● **Extracted information**
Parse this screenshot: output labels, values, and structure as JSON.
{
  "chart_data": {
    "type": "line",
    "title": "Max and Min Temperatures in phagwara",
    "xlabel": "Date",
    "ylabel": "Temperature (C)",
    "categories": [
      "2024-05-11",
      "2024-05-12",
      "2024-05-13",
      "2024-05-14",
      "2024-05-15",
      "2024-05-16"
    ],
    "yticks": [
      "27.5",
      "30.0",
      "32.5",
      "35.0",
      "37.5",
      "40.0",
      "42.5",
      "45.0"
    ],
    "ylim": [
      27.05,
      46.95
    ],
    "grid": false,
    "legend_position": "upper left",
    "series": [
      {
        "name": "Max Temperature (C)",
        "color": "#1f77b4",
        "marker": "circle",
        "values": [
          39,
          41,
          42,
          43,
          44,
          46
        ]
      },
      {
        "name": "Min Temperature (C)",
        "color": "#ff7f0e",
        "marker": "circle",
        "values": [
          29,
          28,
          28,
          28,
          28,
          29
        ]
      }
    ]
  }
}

● **Work required**
Print every record above exactly as written.

● **The solution**
Parse this screenshot: output labels, values, and structure as JSON.
{
  "chart_data": {
    "type": "line",
    "title": "Max and Min Temperatures in phagwara",
    "xlabel": "Date",
    "ylabel": "Temperature (C)",
    "categories": [
      "2024-05-11",
      "2024-05-12",
      "2024-05-13",
      "2024-05-14",
      "2024-05-15",
      "2024-05-16"
    ],
    "yticks": [
      "27.5",
      "30.0",
      "32.5",
      "35.0",
      "37.5",
      "40.0",
      "42.5",
      "45.0"
    ],
    "ylim": [
      27.05,
      46.95
    ],
    "grid": false,
    "legend_position": "upper left",
    "series": [
      {
        "name": "Max Temperature (C)",
        "color": "#1f77b4",
        "marker": "circle",
        "values": [
          39,
          41,
          42,
          43,
          44,
          46
        ]
      },
      {
        "name": "Min Temperature (C)",
        "color": "#ff7f0e",
        "marker": "circle",
        "values": [
          29,
          28,
          28,
          28,
          28,
          29
        ]
      }
    ]
  }
}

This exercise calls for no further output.